> _原始文獻_
◇ ◇ ◇ ◇

脫脂羊腦蛋白水解多肽的分離純化及抗氧化活性

常 飛，楊雪果，肖士成，蔣鵬飛，黃慧娜，段旭昌,*

脫脂羊腦蛋白水解多肽的分離純化及抗氧化活性

常 飛1，楊雪果1，肖士成2，蔣鵬飛1，黃慧娜1，段旭昌1,*

（1.西北農林科技大學食品科學與工程學院，陜西 楊凌 712100；2.陜西楊陵華興羊產業科技發展有限公司，陜西 楊凌 712100）

為制備羊腦蛋白抗氧化肽，本實驗對脫脂羊腦蛋白含量及氨基酸組成進行了分析；采用十二烷基硫酸鈉-聚丙烯酰胺凝膠電泳（sodium dodecyl sulfate-polyacrylamide gel electrophoresis，SDS-PAGE）對枯草芽孢桿菌中性蛋白酶不同酶解時間的酶解液分子質量進行了分析；采用交聯葡聚糖凝膠Sephadex G-25和Sephadex G-15對羊腦酶解產物進行了逐級分離純化，以羥自由基（·OH）和亞硝酸根離子清除能力為指標對分離組分進行抗氧活性評價，并對純化后的組分抗氧化活性進行了測定。結果表明，脫脂羊腦粉中蛋白含量為60.55%，在測定的17 種氨基酸中，谷氨酸和天冬氨酸這兩種酸性氨基酸含量最高，且含有7 種必需氨基酸；羊腦蛋白經酶解后，分子質量集中在10 kD以下；經Sephadex G-25純化后，得到了6 個組分，其中組分F4的抗氧化活性最強，組分F4經Sephadex G-15純化后，得到3 個組分，其中組分F4-2的抗氧化活性最強，組分F4-2對1,1-二苯基-2-三硝基苯肼（1,1-diphenyl-2-picrylhydrazyl，DPPH）自由基、·OH、超氧陰離子自由基（O2－·）、亞硝酸根離子的半數抑制率IC50分別為1.64、2.47、7.98、5.14 mg/mL。

◇ ◇ ◇ ◇

> _任務說明_
依據原始文獻，脫脂羊腦粉中的蛋白含量為多少？

◇ ◇ ◇ ◇

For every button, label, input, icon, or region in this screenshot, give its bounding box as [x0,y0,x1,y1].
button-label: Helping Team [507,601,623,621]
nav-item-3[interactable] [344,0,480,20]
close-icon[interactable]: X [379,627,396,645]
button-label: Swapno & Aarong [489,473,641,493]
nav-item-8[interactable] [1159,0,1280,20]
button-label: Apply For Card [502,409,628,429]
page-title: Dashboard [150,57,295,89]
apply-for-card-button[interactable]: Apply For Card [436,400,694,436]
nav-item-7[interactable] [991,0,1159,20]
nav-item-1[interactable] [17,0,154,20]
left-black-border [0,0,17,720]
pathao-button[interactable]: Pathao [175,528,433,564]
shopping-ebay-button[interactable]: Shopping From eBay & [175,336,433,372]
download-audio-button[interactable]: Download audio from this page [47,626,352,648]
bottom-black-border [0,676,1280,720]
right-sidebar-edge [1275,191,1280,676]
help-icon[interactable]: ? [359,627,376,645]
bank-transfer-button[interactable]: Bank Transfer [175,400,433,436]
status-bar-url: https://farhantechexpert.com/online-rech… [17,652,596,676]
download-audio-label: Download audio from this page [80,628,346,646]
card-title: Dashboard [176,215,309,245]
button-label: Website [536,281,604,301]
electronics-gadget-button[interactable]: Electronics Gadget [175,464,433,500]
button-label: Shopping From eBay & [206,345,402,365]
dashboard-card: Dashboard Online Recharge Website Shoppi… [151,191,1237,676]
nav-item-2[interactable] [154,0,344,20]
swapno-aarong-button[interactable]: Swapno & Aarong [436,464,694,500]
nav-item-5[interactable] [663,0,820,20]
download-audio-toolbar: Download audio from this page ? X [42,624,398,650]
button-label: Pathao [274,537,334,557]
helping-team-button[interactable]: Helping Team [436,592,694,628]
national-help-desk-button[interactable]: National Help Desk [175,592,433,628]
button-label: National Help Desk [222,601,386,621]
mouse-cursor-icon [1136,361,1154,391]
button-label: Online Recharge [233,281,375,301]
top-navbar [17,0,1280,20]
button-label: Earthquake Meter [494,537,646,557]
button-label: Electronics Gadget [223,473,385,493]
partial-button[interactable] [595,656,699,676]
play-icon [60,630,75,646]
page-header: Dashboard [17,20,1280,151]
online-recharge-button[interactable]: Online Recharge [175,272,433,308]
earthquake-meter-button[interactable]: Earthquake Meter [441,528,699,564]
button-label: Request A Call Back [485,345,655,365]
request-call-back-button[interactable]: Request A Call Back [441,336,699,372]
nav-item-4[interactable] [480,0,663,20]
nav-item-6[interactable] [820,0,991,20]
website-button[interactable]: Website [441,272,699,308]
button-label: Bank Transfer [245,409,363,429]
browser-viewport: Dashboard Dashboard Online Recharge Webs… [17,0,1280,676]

◇ ◇ ◇ ◇

> _本題解答_
脫脂羊腦粉中的蛋白含量為60.55%。